## Estratto del documento
=======
Pos. I Prot. 16891/296.2005.11

OGGETTO: Ente pubblico e privato.- Camere di commercio, industria, artigianato e agricoltura.- Incarichi dirigenziali.- Conferibilità ad esterni.

ASSESSORATO REGIONALE
COOPERAZIONE, COMMERCIO,
ARTIGIANATO E PESCA
Dipartimento regionale cooperazione, commercio e artigianato
(Rif. nota n. 1919 del 9 novembre 2005)

P A L E R M O

1.- Con la nota emarginata, premesso l'avvenuto affidamento da parte di una Camera di commercio, industria, artigianato e agricoltura della Sicilia, di un incarico dirigenziale ad un soggetto esterno all'Ente, si chiede l'avviso dell'Ufficio circa la legittimità dell'atto, fondato, a giudizio della Camera, sul combinato disposto dell'art. 19, comma 6, del D. Lgs. 30 marzo 2001, n. 165, dell'art. 9, comma 9, della l.r. 15 maggio 2000, n. 10 e dell'art. 30 dello Statuto camerale, che consentirebbe il conferimento di incarichi dirigenziali a tempo determinato a soggetti esterni all'Ente.
Richiede, inoltre, il Dipartimento in indirizzo, se una previsione dello schema regolamentare tipo - predisposto dal medesimo ramo di Amministrazione al fine di agevolare la stesura da parte di ciascun Ente camerale del proprio regolamento di organizzazione - che non prevede l'ipotesi di incarichi dirigenziali ad esterni, debba essere pedissequamente recepita nei regolamenti adottati da ciascuna Camera, ovvero se la stessa possa, in assenza di espresso divieto e nell'esercizio della propria autonomia, disciplinare compiutamente in detta sede la previsione statutaria che astrattamente ammette la conferibilità degli incarichi in discorso.

Laddove poi i provvedimenti adottati fossero da ritenere non conformi a norma, si chiede di sapere quale sia la determinazione più corretta da assumersi da parte della stessa Camera, ed infine, laddove si propenda per una revoca in autotutela, se per garantire la funzionalità dell'Ufficio possa affidarsi un incarico di collaborazione professionale ai sensi dell'art. 7, comma 6 del D.Lgs. 165/2001, espressamente recepito dalla l.r. 10/2000.

2.- Già lo scrivente, in occasione di una consulenza resa ad altro ramo di Amministrazione (parere n. 218/2005.11 espresso con nota n. 12811 del 23 settembre 2005 all'Assessorato regionale dell'industria), ha avuto modo di affrontare, la problematica della conferibilità di incarichi dirigenziali a soggetti esterni al singolo ente.
Richiamando quindi integralmente le considerazioni ivi formulate, in via generale, circa la straordinarietà delle norme - palesemente derogatorie della regola generale dell'affidamento degli incarichi agli interni - che consentono di avvalersi, per la direzione delle proprie strutture burocratiche, di soggetti esterni alle singole amministrazioni, si osserva, conseguentemente, che i relativi enunciati risultano di stretta interpretazione.
=======
## Dati estratti
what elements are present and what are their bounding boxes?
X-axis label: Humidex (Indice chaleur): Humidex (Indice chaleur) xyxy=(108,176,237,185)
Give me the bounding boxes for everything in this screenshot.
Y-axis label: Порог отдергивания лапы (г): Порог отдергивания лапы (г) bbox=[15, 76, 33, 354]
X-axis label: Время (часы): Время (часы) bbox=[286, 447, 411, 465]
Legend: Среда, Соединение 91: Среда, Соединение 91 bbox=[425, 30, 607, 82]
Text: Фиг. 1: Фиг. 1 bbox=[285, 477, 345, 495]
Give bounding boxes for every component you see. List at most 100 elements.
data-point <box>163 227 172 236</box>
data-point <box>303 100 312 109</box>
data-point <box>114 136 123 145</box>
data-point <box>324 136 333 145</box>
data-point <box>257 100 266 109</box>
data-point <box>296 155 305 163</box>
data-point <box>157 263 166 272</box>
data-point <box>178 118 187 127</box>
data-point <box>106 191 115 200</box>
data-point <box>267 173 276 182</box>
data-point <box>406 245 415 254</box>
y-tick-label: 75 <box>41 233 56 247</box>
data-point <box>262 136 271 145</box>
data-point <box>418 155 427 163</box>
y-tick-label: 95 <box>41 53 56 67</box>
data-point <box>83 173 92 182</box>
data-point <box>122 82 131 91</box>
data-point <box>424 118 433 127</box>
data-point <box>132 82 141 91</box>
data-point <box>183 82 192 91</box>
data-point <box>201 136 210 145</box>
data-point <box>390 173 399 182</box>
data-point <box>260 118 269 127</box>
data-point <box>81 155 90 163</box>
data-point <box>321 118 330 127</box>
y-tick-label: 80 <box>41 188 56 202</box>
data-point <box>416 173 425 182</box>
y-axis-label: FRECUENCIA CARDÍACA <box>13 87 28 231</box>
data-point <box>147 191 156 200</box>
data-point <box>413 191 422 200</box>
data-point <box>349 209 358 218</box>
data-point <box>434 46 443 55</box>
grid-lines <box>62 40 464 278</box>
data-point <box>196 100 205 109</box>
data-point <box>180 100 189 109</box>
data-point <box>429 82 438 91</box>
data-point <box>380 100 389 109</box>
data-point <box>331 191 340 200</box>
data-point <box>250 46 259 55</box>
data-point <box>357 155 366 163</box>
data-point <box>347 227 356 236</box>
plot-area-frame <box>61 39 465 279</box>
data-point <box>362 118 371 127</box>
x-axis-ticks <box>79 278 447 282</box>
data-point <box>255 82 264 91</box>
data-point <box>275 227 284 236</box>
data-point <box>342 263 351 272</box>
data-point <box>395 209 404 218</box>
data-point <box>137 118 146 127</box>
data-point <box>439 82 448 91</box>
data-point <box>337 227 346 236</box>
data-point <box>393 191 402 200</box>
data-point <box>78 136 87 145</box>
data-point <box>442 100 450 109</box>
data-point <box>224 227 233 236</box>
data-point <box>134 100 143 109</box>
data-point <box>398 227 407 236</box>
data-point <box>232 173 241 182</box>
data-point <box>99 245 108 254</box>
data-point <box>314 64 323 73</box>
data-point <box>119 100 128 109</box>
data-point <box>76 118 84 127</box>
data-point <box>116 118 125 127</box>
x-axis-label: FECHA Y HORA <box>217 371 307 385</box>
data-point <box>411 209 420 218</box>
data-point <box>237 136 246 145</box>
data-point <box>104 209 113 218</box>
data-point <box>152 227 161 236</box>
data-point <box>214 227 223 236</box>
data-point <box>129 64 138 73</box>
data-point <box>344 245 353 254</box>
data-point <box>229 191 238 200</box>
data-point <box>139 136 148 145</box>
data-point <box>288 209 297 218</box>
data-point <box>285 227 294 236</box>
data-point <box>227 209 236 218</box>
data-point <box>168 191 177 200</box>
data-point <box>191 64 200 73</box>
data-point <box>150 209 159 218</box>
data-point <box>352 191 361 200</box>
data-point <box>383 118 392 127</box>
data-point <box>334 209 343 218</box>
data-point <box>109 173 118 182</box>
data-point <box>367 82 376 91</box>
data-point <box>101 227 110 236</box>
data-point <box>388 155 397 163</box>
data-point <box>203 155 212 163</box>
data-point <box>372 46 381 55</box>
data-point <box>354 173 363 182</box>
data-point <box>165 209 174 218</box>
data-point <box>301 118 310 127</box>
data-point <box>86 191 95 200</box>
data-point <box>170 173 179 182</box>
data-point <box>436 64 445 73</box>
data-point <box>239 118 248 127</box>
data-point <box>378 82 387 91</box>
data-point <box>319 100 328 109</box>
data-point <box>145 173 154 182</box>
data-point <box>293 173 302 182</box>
=======
## Consegna 1
Nel parere sugli incarichi dirigenziali, quale ente ha affidato un incarico dirigenziale a una persona esterna?
## Consegna 2
Estrai dal parere sugli incarichi dirigenziali tutto il testo che va da "1.- Con la nota" giù fino a "soggetti esterni all'Ente.", senza cambiare una parola.
## Consegna 3
Scrivi come prosegue il parere sugli incarichi dirigenziali agli esterni, partendo da dove si ferma.
Le voci qui sopra non hanno niente a che fare con il parere.

## Risposta 1
Una Camera di commercio, industria, artigianato e agricoltura della Sicilia.

## Risposta 2
1.- Con la nota emarginata, premesso l'avvenuto affidamento da parte di una Camera di commercio, industria, artigianato e agricoltura della Sicilia, di un incarico dirigenziale ad un soggetto esterno all'Ente, si chiede l'avviso dell'Ufficio circa la legittimità dell'atto, fondato, a giudizio della Camera, sul combinato disposto dell'art. 19, comma 6, del D. Lgs. 30 marzo 2001, n. 165, dell'art. 9, comma 9, della l.r. 15 maggio 2000, n. 10 e dell'art. 30 dello Statuto camerale, che consentirebbe il conferimento di incarichi dirigenziali a tempo determinato a soggetti esterni all'Ente.

## Risposta 3
Ed invero, come già esposto nella richiamata consulenza, il Consiglio di Stato (cfr. Commissione speciale pubblico impiego, parere 27 febbraio 2003, n. 514/2003), ha esplicitato che il previsto accesso di esterni alla dirigenza pubblica, inserendosi in un ambito permeato e retto dai principi costituzionali sanciti, in particolare, dall'art. 97, "se non contenuto entro limiti circoscritti e circondati da adeguate cautele potrebbe costituire un ostacolo al buon funzionamento della pubblica amministrazione e alla sua necessaria imparzialità", e pertanto, la facoltà, di carattere eccezionale, che consente di ricorrere a professionalità esterne deve essere esercitata, in concreto, "nei limiti, in ogni caso, delle percentuali ...[dalla legge puntualmente stabilite], che integrano il principio invocato e non costituiscono elementi ad esso esterni."

Ciò, in via generale, premesso si osserva che, per quanto attiene il conferimento degli incarichi dirigenziali, la l.r. 15 maggio 2000, n. 10, ne consente l'attribuzione a soggetti esterni - oltrechè nelle ipotesi relative agli uffici di diretta collaborazione (cfr. art. 4, comma 6) - esclusivamente per quanto attiene gli incarichi di dirigente generale (cfr. art. 9, comma 8) e, in detta sola ipotesi, nel limite percentuale del 5 per cento (poi elevato al 20 per cento dall'art. 11, comma 7, della l.r. 3 dicembre 2003, n. 20) della dotazione organica; ipotesi che non ricorre nella fattispecie avente invero riguardo ad un incarico di funzioni dirigenziali relative a servizi finanziario-contabili.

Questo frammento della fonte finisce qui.